### Set task
Find the line containing "Give me a plain-text". Return it and every line after it, unchanged, up to and including the last line.

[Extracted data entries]
▼

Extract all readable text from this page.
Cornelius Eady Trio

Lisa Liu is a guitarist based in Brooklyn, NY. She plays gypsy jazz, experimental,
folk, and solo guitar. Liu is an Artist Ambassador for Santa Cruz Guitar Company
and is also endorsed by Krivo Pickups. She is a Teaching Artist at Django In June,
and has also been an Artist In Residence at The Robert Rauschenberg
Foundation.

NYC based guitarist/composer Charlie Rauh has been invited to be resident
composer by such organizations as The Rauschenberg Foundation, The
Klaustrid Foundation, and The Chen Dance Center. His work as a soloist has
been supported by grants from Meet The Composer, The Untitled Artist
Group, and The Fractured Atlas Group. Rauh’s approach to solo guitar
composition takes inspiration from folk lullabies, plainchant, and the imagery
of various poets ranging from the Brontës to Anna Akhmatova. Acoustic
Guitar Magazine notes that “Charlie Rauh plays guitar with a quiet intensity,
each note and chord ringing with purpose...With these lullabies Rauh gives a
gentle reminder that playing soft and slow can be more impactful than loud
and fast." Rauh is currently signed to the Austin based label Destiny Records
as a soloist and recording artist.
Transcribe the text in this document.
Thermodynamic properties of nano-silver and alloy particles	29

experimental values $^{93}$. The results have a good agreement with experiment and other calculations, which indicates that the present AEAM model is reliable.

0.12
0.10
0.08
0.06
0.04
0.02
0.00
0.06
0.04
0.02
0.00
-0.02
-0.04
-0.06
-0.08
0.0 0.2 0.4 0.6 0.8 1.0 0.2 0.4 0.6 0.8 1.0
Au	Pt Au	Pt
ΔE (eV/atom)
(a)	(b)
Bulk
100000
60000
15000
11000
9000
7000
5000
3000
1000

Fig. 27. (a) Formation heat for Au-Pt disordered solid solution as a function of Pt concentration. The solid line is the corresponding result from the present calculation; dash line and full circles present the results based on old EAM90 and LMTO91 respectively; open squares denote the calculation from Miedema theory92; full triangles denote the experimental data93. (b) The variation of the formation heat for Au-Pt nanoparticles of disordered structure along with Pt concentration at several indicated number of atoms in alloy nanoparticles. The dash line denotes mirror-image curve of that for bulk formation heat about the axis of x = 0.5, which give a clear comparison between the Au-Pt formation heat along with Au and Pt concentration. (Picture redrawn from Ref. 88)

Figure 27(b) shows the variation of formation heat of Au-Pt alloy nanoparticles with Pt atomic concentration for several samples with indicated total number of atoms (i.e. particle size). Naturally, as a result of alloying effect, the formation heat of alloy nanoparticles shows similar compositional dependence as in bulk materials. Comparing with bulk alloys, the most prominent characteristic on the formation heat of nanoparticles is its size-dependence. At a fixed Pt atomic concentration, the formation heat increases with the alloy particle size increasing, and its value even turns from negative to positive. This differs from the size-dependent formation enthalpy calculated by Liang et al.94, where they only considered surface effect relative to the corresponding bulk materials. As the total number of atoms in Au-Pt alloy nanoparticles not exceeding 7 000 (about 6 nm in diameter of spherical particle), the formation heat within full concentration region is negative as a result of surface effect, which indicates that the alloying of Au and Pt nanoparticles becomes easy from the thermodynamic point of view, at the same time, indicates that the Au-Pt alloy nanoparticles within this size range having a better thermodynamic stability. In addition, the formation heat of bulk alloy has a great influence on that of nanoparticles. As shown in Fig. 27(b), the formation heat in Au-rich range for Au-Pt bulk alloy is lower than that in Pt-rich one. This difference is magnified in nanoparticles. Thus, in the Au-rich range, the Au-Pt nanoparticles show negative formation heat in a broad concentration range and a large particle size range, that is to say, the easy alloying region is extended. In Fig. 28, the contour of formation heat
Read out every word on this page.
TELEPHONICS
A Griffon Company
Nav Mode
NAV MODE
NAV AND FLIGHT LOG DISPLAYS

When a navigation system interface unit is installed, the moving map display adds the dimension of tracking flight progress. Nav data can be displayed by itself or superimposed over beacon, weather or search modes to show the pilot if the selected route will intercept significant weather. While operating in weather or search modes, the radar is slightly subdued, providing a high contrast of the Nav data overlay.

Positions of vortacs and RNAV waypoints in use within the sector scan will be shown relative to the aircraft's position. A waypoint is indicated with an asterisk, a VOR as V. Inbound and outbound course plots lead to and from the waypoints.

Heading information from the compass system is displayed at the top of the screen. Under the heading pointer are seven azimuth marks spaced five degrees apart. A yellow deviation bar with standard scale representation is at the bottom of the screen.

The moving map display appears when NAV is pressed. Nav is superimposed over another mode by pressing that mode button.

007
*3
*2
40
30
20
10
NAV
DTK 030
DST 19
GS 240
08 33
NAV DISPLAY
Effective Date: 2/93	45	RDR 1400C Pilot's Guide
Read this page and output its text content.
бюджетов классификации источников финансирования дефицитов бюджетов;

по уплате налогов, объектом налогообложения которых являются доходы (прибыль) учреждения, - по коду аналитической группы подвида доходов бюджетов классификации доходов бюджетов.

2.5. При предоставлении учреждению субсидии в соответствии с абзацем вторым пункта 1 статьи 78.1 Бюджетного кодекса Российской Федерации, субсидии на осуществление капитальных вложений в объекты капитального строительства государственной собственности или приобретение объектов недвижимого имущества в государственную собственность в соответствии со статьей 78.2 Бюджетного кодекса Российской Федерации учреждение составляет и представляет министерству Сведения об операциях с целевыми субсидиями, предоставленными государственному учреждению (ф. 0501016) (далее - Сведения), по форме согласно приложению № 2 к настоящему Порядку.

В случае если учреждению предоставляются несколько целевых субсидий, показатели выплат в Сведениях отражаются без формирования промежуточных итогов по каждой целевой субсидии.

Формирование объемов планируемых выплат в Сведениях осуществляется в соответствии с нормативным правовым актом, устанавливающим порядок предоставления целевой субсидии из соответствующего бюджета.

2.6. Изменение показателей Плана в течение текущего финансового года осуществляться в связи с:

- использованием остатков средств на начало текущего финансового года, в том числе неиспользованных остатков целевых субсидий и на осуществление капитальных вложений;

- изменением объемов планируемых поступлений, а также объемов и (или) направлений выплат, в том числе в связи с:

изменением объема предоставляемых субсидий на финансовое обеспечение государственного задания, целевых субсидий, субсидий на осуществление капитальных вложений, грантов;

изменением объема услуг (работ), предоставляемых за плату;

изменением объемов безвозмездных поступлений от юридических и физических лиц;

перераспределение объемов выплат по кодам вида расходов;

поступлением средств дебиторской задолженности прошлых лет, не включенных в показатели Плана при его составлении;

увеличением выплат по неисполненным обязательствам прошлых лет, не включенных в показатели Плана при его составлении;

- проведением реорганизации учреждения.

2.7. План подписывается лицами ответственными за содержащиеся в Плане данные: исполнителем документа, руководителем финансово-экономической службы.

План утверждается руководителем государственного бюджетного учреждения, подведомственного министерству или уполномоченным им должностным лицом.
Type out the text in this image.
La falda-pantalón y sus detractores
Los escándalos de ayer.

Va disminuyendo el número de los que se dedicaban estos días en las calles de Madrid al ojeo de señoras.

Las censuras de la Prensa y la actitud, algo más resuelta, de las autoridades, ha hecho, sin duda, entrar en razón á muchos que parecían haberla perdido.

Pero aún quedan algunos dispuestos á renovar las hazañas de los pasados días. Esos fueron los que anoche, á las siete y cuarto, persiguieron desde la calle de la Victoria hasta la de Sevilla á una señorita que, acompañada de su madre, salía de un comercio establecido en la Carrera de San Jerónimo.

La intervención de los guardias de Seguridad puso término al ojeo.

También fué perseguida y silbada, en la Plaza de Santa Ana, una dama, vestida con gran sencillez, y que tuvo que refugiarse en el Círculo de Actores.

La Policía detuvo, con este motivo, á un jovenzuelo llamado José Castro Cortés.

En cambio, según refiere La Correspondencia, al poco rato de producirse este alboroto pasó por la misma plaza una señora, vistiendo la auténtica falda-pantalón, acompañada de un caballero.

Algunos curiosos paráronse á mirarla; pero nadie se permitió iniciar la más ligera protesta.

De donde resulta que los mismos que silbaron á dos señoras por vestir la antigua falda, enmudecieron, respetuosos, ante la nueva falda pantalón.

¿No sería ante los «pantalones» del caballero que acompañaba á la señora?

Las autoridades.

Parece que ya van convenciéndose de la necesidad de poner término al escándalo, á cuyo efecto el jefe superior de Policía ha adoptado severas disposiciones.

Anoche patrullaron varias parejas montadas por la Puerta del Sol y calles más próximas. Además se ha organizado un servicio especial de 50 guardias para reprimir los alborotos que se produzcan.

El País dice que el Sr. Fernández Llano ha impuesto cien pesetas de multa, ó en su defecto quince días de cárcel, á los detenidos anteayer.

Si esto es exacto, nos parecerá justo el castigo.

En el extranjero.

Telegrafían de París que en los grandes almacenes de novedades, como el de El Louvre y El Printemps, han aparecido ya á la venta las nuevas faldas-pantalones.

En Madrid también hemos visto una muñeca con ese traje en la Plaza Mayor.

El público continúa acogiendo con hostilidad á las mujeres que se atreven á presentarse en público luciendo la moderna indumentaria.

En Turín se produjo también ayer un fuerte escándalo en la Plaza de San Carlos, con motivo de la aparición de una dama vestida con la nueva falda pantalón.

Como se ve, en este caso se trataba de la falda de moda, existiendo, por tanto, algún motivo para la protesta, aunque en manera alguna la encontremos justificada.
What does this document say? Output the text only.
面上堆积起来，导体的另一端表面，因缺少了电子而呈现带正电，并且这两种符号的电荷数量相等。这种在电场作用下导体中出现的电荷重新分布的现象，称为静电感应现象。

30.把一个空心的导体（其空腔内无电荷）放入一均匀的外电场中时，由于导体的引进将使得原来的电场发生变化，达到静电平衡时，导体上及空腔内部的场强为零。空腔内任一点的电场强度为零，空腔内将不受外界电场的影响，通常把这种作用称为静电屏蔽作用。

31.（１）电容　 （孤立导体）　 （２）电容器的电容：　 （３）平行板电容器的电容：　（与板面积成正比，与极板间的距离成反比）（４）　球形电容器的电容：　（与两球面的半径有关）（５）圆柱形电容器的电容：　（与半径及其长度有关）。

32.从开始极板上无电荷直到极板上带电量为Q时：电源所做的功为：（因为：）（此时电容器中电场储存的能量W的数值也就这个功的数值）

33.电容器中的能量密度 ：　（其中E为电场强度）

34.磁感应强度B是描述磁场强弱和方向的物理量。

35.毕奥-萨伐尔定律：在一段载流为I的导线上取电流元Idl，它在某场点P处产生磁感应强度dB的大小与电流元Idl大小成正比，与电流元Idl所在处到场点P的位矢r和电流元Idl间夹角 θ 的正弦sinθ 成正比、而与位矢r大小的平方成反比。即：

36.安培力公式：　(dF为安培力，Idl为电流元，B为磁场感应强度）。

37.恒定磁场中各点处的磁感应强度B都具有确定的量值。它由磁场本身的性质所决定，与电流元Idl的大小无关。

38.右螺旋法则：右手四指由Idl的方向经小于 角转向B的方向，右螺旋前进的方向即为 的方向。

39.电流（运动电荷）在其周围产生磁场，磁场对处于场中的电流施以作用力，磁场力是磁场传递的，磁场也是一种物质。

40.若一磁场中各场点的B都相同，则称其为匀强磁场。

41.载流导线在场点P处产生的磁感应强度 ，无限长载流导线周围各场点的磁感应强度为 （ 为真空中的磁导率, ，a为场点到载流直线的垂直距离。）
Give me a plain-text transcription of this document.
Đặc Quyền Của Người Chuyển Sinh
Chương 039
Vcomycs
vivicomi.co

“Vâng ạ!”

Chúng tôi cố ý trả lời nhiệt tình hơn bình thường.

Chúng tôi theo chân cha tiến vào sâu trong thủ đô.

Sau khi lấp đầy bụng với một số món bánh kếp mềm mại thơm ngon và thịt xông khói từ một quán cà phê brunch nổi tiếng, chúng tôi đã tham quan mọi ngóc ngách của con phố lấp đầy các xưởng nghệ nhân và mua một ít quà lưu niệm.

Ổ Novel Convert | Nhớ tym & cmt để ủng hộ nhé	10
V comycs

▲

### In response
Give me a plain-text transcription of this document.
Đặc Quyền Của Người Chuyển Sinh
Chương 039
Vcomycs
vivicomi.co

“Vâng ạ!”

Chúng tôi cố ý trả lời nhiệt tình hơn bình thường.

Chúng tôi theo chân cha tiến vào sâu trong thủ đô.

Sau khi lấp đầy bụng với một số món bánh kếp mềm mại thơm ngon và thịt xông khói từ một quán cà phê brunch nổi tiếng, chúng tôi đã tham quan mọi ngóc ngách của con phố lấp đầy các xưởng nghệ nhân và mua một ít quà lưu niệm.

Ổ Novel Convert | Nhớ tym & cmt để ủng hộ nhé	10
V comycs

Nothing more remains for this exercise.